* What to produce *
The records below must be duplicated exactly, character for character.

------------------------

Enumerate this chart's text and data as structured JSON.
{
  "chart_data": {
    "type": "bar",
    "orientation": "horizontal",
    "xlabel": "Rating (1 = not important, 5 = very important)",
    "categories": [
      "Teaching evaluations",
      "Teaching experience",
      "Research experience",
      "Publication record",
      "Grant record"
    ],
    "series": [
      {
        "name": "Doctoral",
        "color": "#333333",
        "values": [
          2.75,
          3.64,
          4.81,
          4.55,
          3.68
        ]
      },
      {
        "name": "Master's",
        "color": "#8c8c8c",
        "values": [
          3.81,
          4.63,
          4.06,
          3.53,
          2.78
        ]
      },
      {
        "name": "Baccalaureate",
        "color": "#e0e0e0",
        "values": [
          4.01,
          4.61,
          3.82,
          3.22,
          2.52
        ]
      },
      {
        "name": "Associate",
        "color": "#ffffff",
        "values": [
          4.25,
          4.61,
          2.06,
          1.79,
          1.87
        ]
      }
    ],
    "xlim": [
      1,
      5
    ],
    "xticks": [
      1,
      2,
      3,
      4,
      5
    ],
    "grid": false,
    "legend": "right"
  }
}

------------------------

* Task output *
Enumerate this chart's text and data as structured JSON.
{
  "chart_data": {
    "type": "bar",
    "orientation": "horizontal",
    "xlabel": "Rating (1 = not important, 5 = very important)",
    "categories": [
      "Teaching evaluations",
      "Teaching experience",
      "Research experience",
      "Publication record",
      "Grant record"
    ],
    "series": [
      {
        "name": "Doctoral",
        "color": "#333333",
        "values": [
          2.75,
          3.64,
          4.81,
          4.55,
          3.68
        ]
      },
      {
        "name": "Master's",
        "color": "#8c8c8c",
        "values": [
          3.81,
          4.63,
          4.06,
          3.53,
          2.78
        ]
      },
      {
        "name": "Baccalaureate",
        "color": "#e0e0e0",
        "values": [
          4.01,
          4.61,
          3.82,
          3.22,
          2.52
        ]
      },
      {
        "name": "Associate",
        "color": "#ffffff",
        "values": [
          4.25,
          4.61,
          2.06,
          1.79,
          1.87
        ]
      }
    ],
    "xlim": [
      1,
      5
    ],
    "xticks": [
      1,
      2,
      3,
      4,
      5
    ],
    "grid": false,
    "legend": "right"
  }
}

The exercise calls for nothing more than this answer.